### SOURCE MATERIAL
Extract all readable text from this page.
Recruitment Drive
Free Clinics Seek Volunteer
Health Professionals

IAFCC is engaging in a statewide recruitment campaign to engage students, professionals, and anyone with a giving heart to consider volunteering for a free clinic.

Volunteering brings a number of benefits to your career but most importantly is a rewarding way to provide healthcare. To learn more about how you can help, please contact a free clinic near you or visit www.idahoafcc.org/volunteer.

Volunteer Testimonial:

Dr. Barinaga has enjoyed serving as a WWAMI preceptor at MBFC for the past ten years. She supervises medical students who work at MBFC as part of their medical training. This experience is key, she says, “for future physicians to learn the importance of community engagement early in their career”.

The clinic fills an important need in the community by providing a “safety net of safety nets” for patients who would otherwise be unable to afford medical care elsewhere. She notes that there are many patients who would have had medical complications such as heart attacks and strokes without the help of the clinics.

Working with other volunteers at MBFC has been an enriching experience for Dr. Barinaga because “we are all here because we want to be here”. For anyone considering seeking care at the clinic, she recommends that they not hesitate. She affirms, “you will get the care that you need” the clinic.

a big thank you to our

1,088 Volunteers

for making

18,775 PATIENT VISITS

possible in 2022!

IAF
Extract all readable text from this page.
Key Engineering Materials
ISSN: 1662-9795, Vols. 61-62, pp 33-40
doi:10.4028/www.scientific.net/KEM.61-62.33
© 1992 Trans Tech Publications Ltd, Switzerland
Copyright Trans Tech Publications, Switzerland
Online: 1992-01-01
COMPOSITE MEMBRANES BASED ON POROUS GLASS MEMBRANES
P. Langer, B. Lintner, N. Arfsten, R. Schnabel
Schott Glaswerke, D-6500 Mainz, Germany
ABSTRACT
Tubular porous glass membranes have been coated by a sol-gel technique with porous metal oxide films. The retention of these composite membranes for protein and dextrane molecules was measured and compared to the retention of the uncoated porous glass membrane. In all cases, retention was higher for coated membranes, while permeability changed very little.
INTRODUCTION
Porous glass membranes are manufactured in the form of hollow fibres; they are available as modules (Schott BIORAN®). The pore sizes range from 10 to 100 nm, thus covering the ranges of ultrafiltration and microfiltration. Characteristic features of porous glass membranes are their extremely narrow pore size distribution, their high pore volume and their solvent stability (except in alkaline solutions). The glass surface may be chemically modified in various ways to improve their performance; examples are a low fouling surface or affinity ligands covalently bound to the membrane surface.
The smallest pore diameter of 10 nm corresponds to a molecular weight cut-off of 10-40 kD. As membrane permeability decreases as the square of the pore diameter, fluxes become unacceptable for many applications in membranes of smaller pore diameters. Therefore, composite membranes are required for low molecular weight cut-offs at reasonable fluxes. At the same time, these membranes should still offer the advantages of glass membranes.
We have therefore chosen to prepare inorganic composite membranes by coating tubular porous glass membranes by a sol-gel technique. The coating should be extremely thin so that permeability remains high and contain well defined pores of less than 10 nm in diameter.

### WHAT IS BEING ASKED
From the listing above, return every line that contains the word "Switzerland".

### TASK RESPONSE
© 1992 Trans Tech Publications Ltd, Switzerland
Copyright Trans Tech Publications, Switzerland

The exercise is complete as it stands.